Stored records:
* * * *
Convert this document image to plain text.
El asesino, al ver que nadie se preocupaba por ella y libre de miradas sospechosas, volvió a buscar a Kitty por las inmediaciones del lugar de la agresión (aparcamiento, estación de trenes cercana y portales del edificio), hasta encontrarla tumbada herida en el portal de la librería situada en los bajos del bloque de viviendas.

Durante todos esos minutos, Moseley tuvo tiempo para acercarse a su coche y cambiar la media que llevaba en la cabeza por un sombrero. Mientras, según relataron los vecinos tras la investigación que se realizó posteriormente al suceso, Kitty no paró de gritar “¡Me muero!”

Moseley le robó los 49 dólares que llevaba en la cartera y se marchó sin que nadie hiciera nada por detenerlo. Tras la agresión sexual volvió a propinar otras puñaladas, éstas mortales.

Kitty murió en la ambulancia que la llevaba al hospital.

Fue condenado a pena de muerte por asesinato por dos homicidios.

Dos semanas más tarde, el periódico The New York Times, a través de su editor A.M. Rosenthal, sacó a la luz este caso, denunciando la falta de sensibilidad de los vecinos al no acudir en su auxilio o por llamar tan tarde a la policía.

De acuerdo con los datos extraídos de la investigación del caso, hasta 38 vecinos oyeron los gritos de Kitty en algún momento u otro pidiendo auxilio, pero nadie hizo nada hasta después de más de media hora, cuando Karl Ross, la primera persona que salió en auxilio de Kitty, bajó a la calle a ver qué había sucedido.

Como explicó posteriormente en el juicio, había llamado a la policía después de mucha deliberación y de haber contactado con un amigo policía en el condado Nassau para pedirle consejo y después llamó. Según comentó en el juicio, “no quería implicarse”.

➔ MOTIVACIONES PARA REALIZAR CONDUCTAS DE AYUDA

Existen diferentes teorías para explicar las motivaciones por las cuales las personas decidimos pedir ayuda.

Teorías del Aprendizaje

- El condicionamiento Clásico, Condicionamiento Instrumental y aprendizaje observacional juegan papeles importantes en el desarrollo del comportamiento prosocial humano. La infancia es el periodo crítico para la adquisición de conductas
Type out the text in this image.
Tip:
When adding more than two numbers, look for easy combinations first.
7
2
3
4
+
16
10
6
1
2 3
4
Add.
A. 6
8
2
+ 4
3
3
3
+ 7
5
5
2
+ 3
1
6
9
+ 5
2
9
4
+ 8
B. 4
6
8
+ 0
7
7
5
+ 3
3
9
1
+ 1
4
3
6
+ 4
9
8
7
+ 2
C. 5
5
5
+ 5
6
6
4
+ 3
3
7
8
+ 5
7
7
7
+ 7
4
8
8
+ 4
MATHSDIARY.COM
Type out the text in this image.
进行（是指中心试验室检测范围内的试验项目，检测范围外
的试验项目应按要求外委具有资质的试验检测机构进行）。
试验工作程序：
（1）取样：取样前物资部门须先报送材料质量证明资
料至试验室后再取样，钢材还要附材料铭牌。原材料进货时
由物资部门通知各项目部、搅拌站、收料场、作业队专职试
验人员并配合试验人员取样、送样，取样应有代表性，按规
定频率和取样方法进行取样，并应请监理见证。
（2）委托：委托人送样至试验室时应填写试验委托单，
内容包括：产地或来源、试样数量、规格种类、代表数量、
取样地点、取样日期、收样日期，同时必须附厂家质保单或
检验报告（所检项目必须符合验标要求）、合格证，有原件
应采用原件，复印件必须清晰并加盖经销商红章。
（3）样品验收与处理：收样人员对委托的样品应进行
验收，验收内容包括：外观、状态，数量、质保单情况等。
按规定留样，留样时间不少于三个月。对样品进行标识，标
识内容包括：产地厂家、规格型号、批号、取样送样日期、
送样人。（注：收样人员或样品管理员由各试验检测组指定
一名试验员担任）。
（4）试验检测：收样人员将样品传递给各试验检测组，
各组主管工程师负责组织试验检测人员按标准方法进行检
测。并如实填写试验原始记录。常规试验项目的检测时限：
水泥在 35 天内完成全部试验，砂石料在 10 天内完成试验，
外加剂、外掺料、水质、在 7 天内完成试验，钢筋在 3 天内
* * * *
Your task - Show each line of the data that contains the string "天内完成试验".

Answer -
水泥在 35 天内完成全部试验，砂石料在 10 天内完成试验，
外加剂、外掺料、水质、在 7 天内完成试验，钢筋在 3 天内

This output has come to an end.